» WORK TO COMPLETE
Take every line from the listing below that includes "Trung" and copy it.

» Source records
# # # # # # #

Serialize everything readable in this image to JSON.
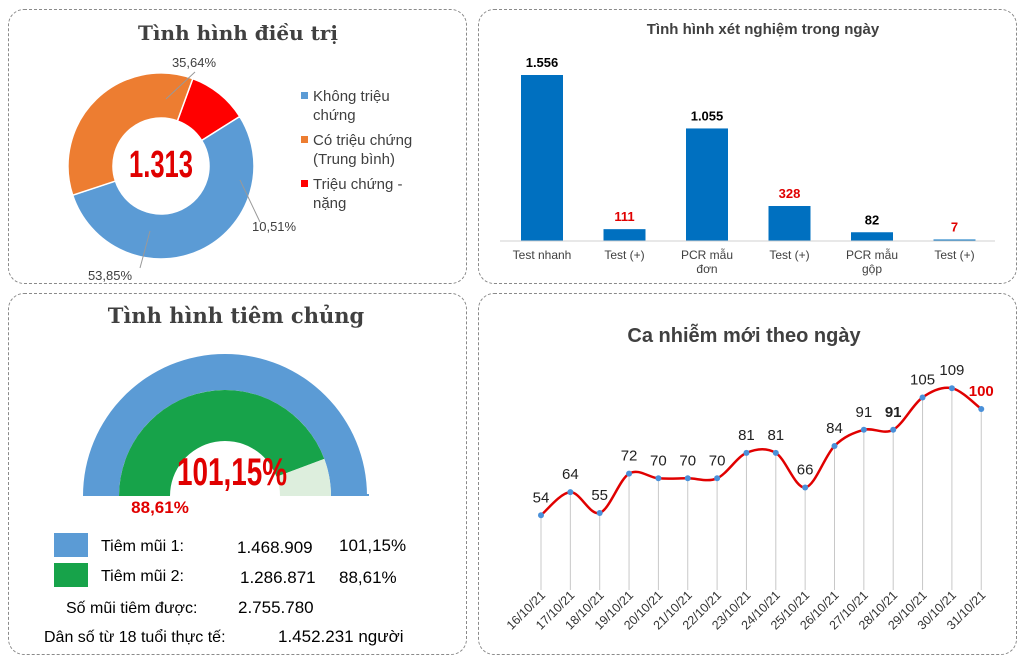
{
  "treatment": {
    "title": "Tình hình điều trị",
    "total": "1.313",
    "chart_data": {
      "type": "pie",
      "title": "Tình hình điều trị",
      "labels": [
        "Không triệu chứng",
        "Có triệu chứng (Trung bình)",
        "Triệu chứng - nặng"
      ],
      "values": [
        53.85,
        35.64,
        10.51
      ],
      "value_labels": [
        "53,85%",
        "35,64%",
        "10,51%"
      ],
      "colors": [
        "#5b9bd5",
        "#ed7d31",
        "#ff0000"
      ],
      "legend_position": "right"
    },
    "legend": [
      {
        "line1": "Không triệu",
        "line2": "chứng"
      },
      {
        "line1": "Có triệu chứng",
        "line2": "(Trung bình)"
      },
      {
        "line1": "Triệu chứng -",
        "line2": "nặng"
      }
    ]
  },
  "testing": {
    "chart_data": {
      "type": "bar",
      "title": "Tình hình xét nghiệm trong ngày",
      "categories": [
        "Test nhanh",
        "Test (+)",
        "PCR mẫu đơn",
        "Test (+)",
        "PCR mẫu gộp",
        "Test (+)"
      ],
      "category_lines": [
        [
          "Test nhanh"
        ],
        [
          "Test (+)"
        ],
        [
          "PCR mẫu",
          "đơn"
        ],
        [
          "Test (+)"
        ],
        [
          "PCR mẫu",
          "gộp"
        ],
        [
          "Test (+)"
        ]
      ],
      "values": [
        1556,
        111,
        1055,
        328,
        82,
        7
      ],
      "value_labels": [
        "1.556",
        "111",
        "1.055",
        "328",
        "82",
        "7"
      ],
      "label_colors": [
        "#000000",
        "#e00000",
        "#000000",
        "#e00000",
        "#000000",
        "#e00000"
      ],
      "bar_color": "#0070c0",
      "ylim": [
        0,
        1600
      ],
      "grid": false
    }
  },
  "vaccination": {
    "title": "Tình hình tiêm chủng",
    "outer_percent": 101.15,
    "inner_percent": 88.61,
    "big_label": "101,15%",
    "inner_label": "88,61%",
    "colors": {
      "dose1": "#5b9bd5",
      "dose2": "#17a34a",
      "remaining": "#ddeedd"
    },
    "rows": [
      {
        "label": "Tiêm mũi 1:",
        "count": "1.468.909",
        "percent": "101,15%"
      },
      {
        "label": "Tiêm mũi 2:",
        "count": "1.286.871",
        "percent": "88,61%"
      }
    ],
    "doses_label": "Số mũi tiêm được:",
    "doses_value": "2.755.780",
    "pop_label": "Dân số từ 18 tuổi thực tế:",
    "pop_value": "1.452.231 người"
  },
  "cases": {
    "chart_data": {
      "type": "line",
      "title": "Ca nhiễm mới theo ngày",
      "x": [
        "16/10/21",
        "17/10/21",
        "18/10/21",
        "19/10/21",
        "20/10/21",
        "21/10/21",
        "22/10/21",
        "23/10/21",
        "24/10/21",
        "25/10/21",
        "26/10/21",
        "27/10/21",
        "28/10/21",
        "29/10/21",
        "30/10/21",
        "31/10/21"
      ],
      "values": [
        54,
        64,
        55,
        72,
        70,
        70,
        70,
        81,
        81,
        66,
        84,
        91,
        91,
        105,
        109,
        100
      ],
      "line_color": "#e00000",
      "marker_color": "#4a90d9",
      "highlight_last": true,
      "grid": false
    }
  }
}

# # # # # # #

» WRITTEN SOLUTION
        "Có triệu chứng (Trung bình)",
        "line2": "(Trung bình)"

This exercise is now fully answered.